Repeat every line exactly, keeping the pictures out of the copy.
---- EXTRACTED ENTRIES
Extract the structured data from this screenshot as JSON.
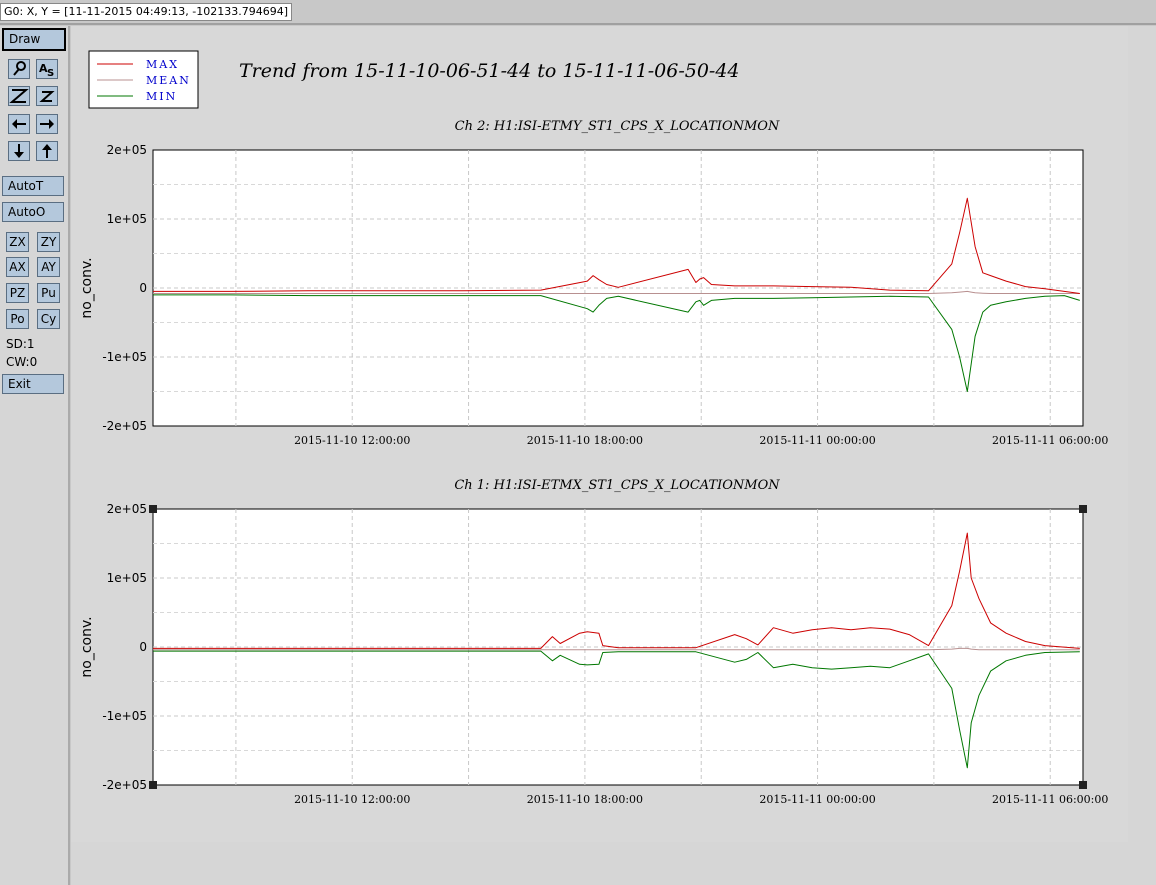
{
  "status": {
    "text": "G0: X, Y = [11-11-2015 04:49:13, -102133.794694]"
  },
  "toolbar": {
    "draw": "Draw",
    "autot": "AutoT",
    "autoo": "AutoO",
    "zx": "ZX",
    "zy": "ZY",
    "ax": "AX",
    "ay": "AY",
    "pz": "PZ",
    "pu": "Pu",
    "po": "Po",
    "cy": "Cy",
    "sd": "SD:1",
    "cw": "CW:0",
    "exit": "Exit"
  },
  "colors": {
    "max": "#cc0000",
    "mean": "#b89090",
    "min": "#007700"
  },
  "legend": [
    "MAX",
    "MEAN",
    "MIN"
  ],
  "trend_title": "Trend from 15-11-10-06-51-44 to 15-11-11-06-50-44",
  "chart_data": [
    {
      "type": "line",
      "title": "Ch 2: H1:ISI-ETMY_ST1_CPS_X_LOCATIONMON",
      "ylabel": "no_conv.",
      "ylim": [
        -200000,
        200000
      ],
      "yticks": [
        "2e+05",
        "1e+05",
        "0",
        "-1e+05",
        "-2e+05"
      ],
      "xlim": [
        "2015-11-10 06:51:44",
        "2015-11-11 06:50:44"
      ],
      "xticks": [
        "2015-11-10 12:00:00",
        "2015-11-10 18:00:00",
        "2015-11-11 00:00:00",
        "2015-11-11 06:00:00"
      ],
      "x_hours": [
        0,
        2,
        4,
        6,
        8,
        10,
        11.2,
        11.35,
        11.5,
        11.7,
        12,
        13.8,
        14.0,
        14.1,
        14.2,
        14.4,
        15.0,
        16.0,
        17.0,
        18.0,
        19.0,
        20.0,
        20.6,
        20.8,
        21.0,
        21.1,
        21.2,
        21.4,
        21.6,
        22.0,
        22.5,
        23.0,
        23.5,
        23.9
      ],
      "series": [
        {
          "name": "MAX",
          "values": [
            -5000,
            -5000,
            -4000,
            -4000,
            -4000,
            -3000,
            10000,
            18000,
            12000,
            5000,
            1000,
            27000,
            8000,
            13000,
            15000,
            5000,
            3000,
            3000,
            2000,
            1000,
            -3000,
            -4000,
            35000,
            80000,
            130000,
            95000,
            60000,
            22000,
            18000,
            10000,
            2000,
            -1000,
            -5000,
            -8000
          ]
        },
        {
          "name": "MEAN",
          "values": [
            -8000,
            -8000,
            -8000,
            -8000,
            -8000,
            -8000,
            -8000,
            -8000,
            -8000,
            -8000,
            -8000,
            -8000,
            -8000,
            -8000,
            -8000,
            -8000,
            -8000,
            -8000,
            -8000,
            -8000,
            -8000,
            -8000,
            -7000,
            -6000,
            -5000,
            -6000,
            -7000,
            -7500,
            -8000,
            -8000,
            -8000,
            -8000,
            -8000,
            -8000
          ]
        },
        {
          "name": "MIN",
          "values": [
            -10000,
            -10000,
            -11000,
            -11000,
            -11000,
            -11000,
            -30000,
            -35000,
            -25000,
            -15000,
            -12000,
            -35000,
            -20000,
            -18000,
            -25000,
            -18000,
            -15000,
            -15000,
            -14000,
            -13000,
            -12000,
            -13000,
            -60000,
            -100000,
            -150000,
            -110000,
            -70000,
            -35000,
            -25000,
            -20000,
            -15000,
            -12000,
            -11000,
            -18000
          ]
        }
      ]
    },
    {
      "type": "line",
      "title": "Ch 1: H1:ISI-ETMX_ST1_CPS_X_LOCATIONMON",
      "ylabel": "no_conv.",
      "ylim": [
        -200000,
        200000
      ],
      "yticks": [
        "2e+05",
        "1e+05",
        "0",
        "-1e+05",
        "-2e+05"
      ],
      "xlim": [
        "2015-11-10 06:51:44",
        "2015-11-11 06:50:44"
      ],
      "xticks": [
        "2015-11-10 12:00:00",
        "2015-11-10 18:00:00",
        "2015-11-11 00:00:00",
        "2015-11-11 06:00:00"
      ],
      "x_hours": [
        0,
        4,
        8,
        10,
        10.3,
        10.5,
        11.0,
        11.2,
        11.5,
        11.6,
        12,
        14,
        15.0,
        15.3,
        15.6,
        16.0,
        16.5,
        17.0,
        17.5,
        18.0,
        18.5,
        19.0,
        19.5,
        20.0,
        20.6,
        20.8,
        21.0,
        21.1,
        21.3,
        21.6,
        22.0,
        22.5,
        23.0,
        23.9
      ],
      "series": [
        {
          "name": "MAX",
          "values": [
            -2000,
            -2000,
            -2000,
            -2000,
            15000,
            5000,
            20000,
            22000,
            20000,
            2000,
            -1000,
            -1000,
            18000,
            12000,
            3000,
            28000,
            20000,
            25000,
            28000,
            25000,
            28000,
            26000,
            18000,
            2000,
            60000,
            110000,
            165000,
            100000,
            70000,
            35000,
            20000,
            8000,
            2000,
            -2000
          ]
        },
        {
          "name": "MEAN",
          "values": [
            -4000,
            -4000,
            -4000,
            -4000,
            -4000,
            -4000,
            -4000,
            -4000,
            -4000,
            -4000,
            -4000,
            -4000,
            -4000,
            -4000,
            -4000,
            -4000,
            -4000,
            -4000,
            -4000,
            -4000,
            -4000,
            -4000,
            -4000,
            -4000,
            -3000,
            -2000,
            -2000,
            -3000,
            -4000,
            -4000,
            -4000,
            -4000,
            -4000,
            -4000
          ]
        },
        {
          "name": "MIN",
          "values": [
            -6000,
            -6000,
            -6000,
            -6000,
            -20000,
            -12000,
            -25000,
            -26000,
            -25000,
            -8000,
            -7000,
            -7000,
            -22000,
            -18000,
            -8000,
            -30000,
            -25000,
            -30000,
            -32000,
            -30000,
            -28000,
            -30000,
            -20000,
            -10000,
            -60000,
            -120000,
            -175000,
            -110000,
            -70000,
            -35000,
            -20000,
            -12000,
            -8000,
            -7000
          ]
        }
      ]
    }
  ]
}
--------
FINISHED EXERCISE -
Extract the structured data from this screenshot as JSON.
{
  "status": {
    "text": "G0: X, Y = [11-11-2015 04:49:13, -102133.794694]"
  },
  "toolbar": {
    "draw": "Draw",
    "autot": "AutoT",
    "autoo": "AutoO",
    "zx": "ZX",
    "zy": "ZY",
    "ax": "AX",
    "ay": "AY",
    "pz": "PZ",
    "pu": "Pu",
    "po": "Po",
    "cy": "Cy",
    "sd": "SD:1",
    "cw": "CW:0",
    "exit": "Exit"
  },
  "colors": {
    "max": "#cc0000",
    "mean": "#b89090",
    "min": "#007700"
  },
  "legend": [
    "MAX",
    "MEAN",
    "MIN"
  ],
  "trend_title": "Trend from 15-11-10-06-51-44 to 15-11-11-06-50-44",
  "chart_data": [
    {
      "type": "line",
      "title": "Ch 2: H1:ISI-ETMY_ST1_CPS_X_LOCATIONMON",
      "ylabel": "no_conv.",
      "ylim": [
        -200000,
        200000
      ],
      "yticks": [
        "2e+05",
        "1e+05",
        "0",
        "-1e+05",
        "-2e+05"
      ],
      "xlim": [
        "2015-11-10 06:51:44",
        "2015-11-11 06:50:44"
      ],
      "xticks": [
        "2015-11-10 12:00:00",
        "2015-11-10 18:00:00",
        "2015-11-11 00:00:00",
        "2015-11-11 06:00:00"
      ],
      "x_hours": [
        0,
        2,
        4,
        6,
        8,
        10,
        11.2,
        11.35,
        11.5,
        11.7,
        12,
        13.8,
        14.0,
        14.1,
        14.2,
        14.4,
        15.0,
        16.0,
        17.0,
        18.0,
        19.0,
        20.0,
        20.6,
        20.8,
        21.0,
        21.1,
        21.2,
        21.4,
        21.6,
        22.0,
        22.5,
        23.0,
        23.5,
        23.9
      ],
      "series": [
        {
          "name": "MAX",
          "values": [
            -5000,
            -5000,
            -4000,
            -4000,
            -4000,
            -3000,
            10000,
            18000,
            12000,
            5000,
            1000,
            27000,
            8000,
            13000,
            15000,
            5000,
            3000,
            3000,
            2000,
            1000,
            -3000,
            -4000,
            35000,
            80000,
            130000,
            95000,
            60000,
            22000,
            18000,
            10000,
            2000,
            -1000,
            -5000,
            -8000
          ]
        },
        {
          "name": "MEAN",
          "values": [
            -8000,
            -8000,
            -8000,
            -8000,
            -8000,
            -8000,
            -8000,
            -8000,
            -8000,
            -8000,
            -8000,
            -8000,
            -8000,
            -8000,
            -8000,
            -8000,
            -8000,
            -8000,
            -8000,
            -8000,
            -8000,
            -8000,
            -7000,
            -6000,
            -5000,
            -6000,
            -7000,
            -7500,
            -8000,
            -8000,
            -8000,
            -8000,
            -8000,
            -8000
          ]
        },
        {
          "name": "MIN",
          "values": [
            -10000,
            -10000,
            -11000,
            -11000,
            -11000,
            -11000,
            -30000,
            -35000,
            -25000,
            -15000,
            -12000,
            -35000,
            -20000,
            -18000,
            -25000,
            -18000,
            -15000,
            -15000,
            -14000,
            -13000,
            -12000,
            -13000,
            -60000,
            -100000,
            -150000,
            -110000,
            -70000,
            -35000,
            -25000,
            -20000,
            -15000,
            -12000,
            -11000,
            -18000
          ]
        }
      ]
    },
    {
      "type": "line",
      "title": "Ch 1: H1:ISI-ETMX_ST1_CPS_X_LOCATIONMON",
      "ylabel": "no_conv.",
      "ylim": [
        -200000,
        200000
      ],
      "yticks": [
        "2e+05",
        "1e+05",
        "0",
        "-1e+05",
        "-2e+05"
      ],
      "xlim": [
        "2015-11-10 06:51:44",
        "2015-11-11 06:50:44"
      ],
      "xticks": [
        "2015-11-10 12:00:00",
        "2015-11-10 18:00:00",
        "2015-11-11 00:00:00",
        "2015-11-11 06:00:00"
      ],
      "x_hours": [
        0,
        4,
        8,
        10,
        10.3,
        10.5,
        11.0,
        11.2,
        11.5,
        11.6,
        12,
        14,
        15.0,
        15.3,
        15.6,
        16.0,
        16.5,
        17.0,
        17.5,
        18.0,
        18.5,
        19.0,
        19.5,
        20.0,
        20.6,
        20.8,
        21.0,
        21.1,
        21.3,
        21.6,
        22.0,
        22.5,
        23.0,
        23.9
      ],
      "series": [
        {
          "name": "MAX",
          "values": [
            -2000,
            -2000,
            -2000,
            -2000,
            15000,
            5000,
            20000,
            22000,
            20000,
            2000,
            -1000,
            -1000,
            18000,
            12000,
            3000,
            28000,
            20000,
            25000,
            28000,
            25000,
            28000,
            26000,
            18000,
            2000,
            60000,
            110000,
            165000,
            100000,
            70000,
            35000,
            20000,
            8000,
            2000,
            -2000
          ]
        },
        {
          "name": "MEAN",
          "values": [
            -4000,
            -4000,
            -4000,
            -4000,
            -4000,
            -4000,
            -4000,
            -4000,
            -4000,
            -4000,
            -4000,
            -4000,
            -4000,
            -4000,
            -4000,
            -4000,
            -4000,
            -4000,
            -4000,
            -4000,
            -4000,
            -4000,
            -4000,
            -4000,
            -3000,
            -2000,
            -2000,
            -3000,
            -4000,
            -4000,
            -4000,
            -4000,
            -4000,
            -4000
          ]
        },
        {
          "name": "MIN",
          "values": [
            -6000,
            -6000,
            -6000,
            -6000,
            -20000,
            -12000,
            -25000,
            -26000,
            -25000,
            -8000,
            -7000,
            -7000,
            -22000,
            -18000,
            -8000,
            -30000,
            -25000,
            -30000,
            -32000,
            -30000,
            -28000,
            -30000,
            -20000,
            -10000,
            -60000,
            -120000,
            -175000,
            -110000,
            -70000,
            -35000,
            -20000,
            -12000,
            -8000,
            -7000
          ]
        }
      ]
    }
  ]
}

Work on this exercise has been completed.